> _What you are asked to do_
Leave out the pictures and repeat the data exactly.
start
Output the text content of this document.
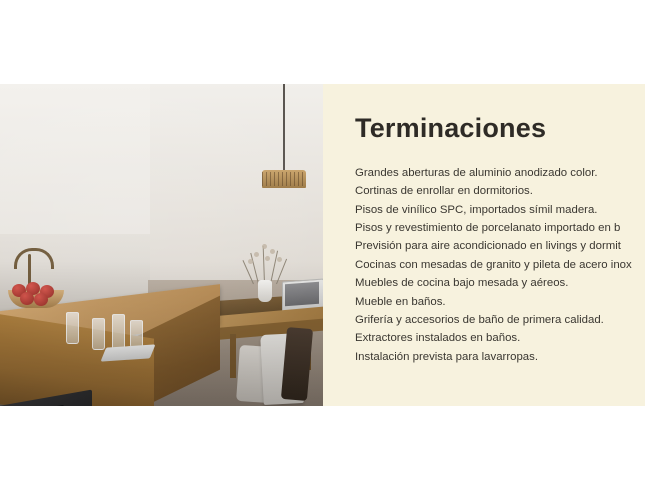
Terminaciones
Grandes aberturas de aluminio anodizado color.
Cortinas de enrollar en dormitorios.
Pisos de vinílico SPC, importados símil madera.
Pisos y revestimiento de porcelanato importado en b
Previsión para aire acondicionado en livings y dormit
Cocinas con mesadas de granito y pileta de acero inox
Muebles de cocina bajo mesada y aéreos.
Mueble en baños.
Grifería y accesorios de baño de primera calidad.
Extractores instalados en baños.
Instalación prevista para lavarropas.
end
> _Response to this exercise_
Output the text content of this document.
Terminaciones
Grandes aberturas de aluminio anodizado color.
Cortinas de enrollar en dormitorios.
Pisos de vinílico SPC, importados símil madera.
Pisos y revestimiento de porcelanato importado en b
Previsión para aire acondicionado en livings y dormit
Cocinas con mesadas de granito y pileta de acero inox
Muebles de cocina bajo mesada y aéreos.
Mueble en baños.
Grifería y accesorios de baño de primera calidad.
Extractores instalados en baños.
Instalación prevista para lavarropas.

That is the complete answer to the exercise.